**GIVEN INSTRUCTION:** Quote the records in full and leave their pictures out.

____________________

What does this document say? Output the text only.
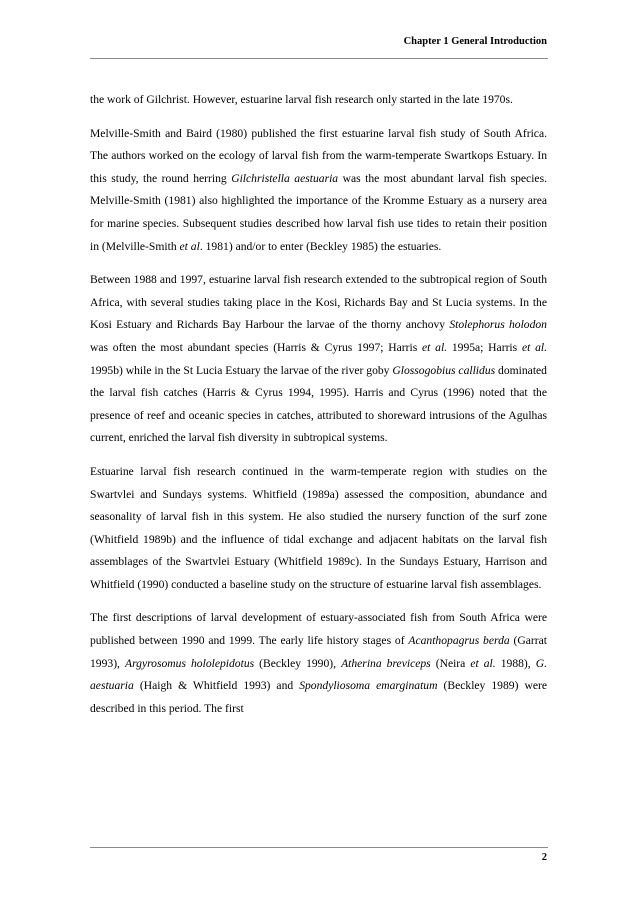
Chapter 1 General Introduction

the work of Gilchrist. However, estuarine larval fish research only started in the late 1970s.

Melville-Smith and Baird (1980) published the first estuarine larval fish study of South Africa. The authors worked on the ecology of larval fish from the warm-temperate Swartkops Estuary. In this study, the round herring Gilchristella aestuaria was the most abundant larval fish species. Melville-Smith (1981) also highlighted the importance of the Kromme Estuary as a nursery area for marine species. Subsequent studies described how larval fish use tides to retain their position in (Melville-Smith et al. 1981) and/or to enter (Beckley 1985) the estuaries.

Between 1988 and 1997, estuarine larval fish research extended to the subtropical region of South Africa, with several studies taking place in the Kosi, Richards Bay and St Lucia systems. In the Kosi Estuary and Richards Bay Harbour the larvae of the thorny anchovy Stolephorus holodon was often the most abundant species (Harris & Cyrus 1997; Harris et al. 1995a; Harris et al. 1995b) while in the St Lucia Estuary the larvae of the river goby Glossogobius callidus dominated the larval fish catches (Harris & Cyrus 1994, 1995). Harris and Cyrus (1996) noted that the presence of reef and oceanic species in catches, attributed to shoreward intrusions of the Agulhas current, enriched the larval fish diversity in subtropical systems.

Estuarine larval fish research continued in the warm-temperate region with studies on the Swartvlei and Sundays systems. Whitfield (1989a) assessed the composition, abundance and seasonality of larval fish in this system. He also studied the nursery function of the surf zone (Whitfield 1989b) and the influence of tidal exchange and adjacent habitats on the larval fish assemblages of the Swartvlei Estuary (Whitfield 1989c). In the Sundays Estuary, Harrison and Whitfield (1990) conducted a baseline study on the structure of estuarine larval fish assemblages.

The first descriptions of larval development of estuary-associated fish from South Africa were published between 1990 and 1999. The early life history stages of Acanthopagrus berda (Garrat 1993), Argyrosomus hololepidotus (Beckley 1990), Atherina breviceps (Neira et al. 1988), G. aestuaria (Haigh & Whitfield 1993) and Spondyliosoma emarginatum (Beckley 1989) were described in this period. The first

2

____________________

**EXERCISE OUTPUT:**
What does this document say? Output the text only.
Chapter 1 General Introduction

the work of Gilchrist. However, estuarine larval fish research only started in the late 1970s.

Melville-Smith and Baird (1980) published the first estuarine larval fish study of South Africa. The authors worked on the ecology of larval fish from the warm-temperate Swartkops Estuary. In this study, the round herring Gilchristella aestuaria was the most abundant larval fish species. Melville-Smith (1981) also highlighted the importance of the Kromme Estuary as a nursery area for marine species. Subsequent studies described how larval fish use tides to retain their position in (Melville-Smith et al. 1981) and/or to enter (Beckley 1985) the estuaries.

Between 1988 and 1997, estuarine larval fish research extended to the subtropical region of South Africa, with several studies taking place in the Kosi, Richards Bay and St Lucia systems. In the Kosi Estuary and Richards Bay Harbour the larvae of the thorny anchovy Stolephorus holodon was often the most abundant species (Harris & Cyrus 1997; Harris et al. 1995a; Harris et al. 1995b) while in the St Lucia Estuary the larvae of the river goby Glossogobius callidus dominated the larval fish catches (Harris & Cyrus 1994, 1995). Harris and Cyrus (1996) noted that the presence of reef and oceanic species in catches, attributed to shoreward intrusions of the Agulhas current, enriched the larval fish diversity in subtropical systems.

Estuarine larval fish research continued in the warm-temperate region with studies on the Swartvlei and Sundays systems. Whitfield (1989a) assessed the composition, abundance and seasonality of larval fish in this system. He also studied the nursery function of the surf zone (Whitfield 1989b) and the influence of tidal exchange and adjacent habitats on the larval fish assemblages of the Swartvlei Estuary (Whitfield 1989c). In the Sundays Estuary, Harrison and Whitfield (1990) conducted a baseline study on the structure of estuarine larval fish assemblages.

The first descriptions of larval development of estuary-associated fish from South Africa were published between 1990 and 1999. The early life history stages of Acanthopagrus berda (Garrat 1993), Argyrosomus hololepidotus (Beckley 1990), Atherina breviceps (Neira et al. 1988), G. aestuaria (Haigh & Whitfield 1993) and Spondyliosoma emarginatum (Beckley 1989) were described in this period. The first

2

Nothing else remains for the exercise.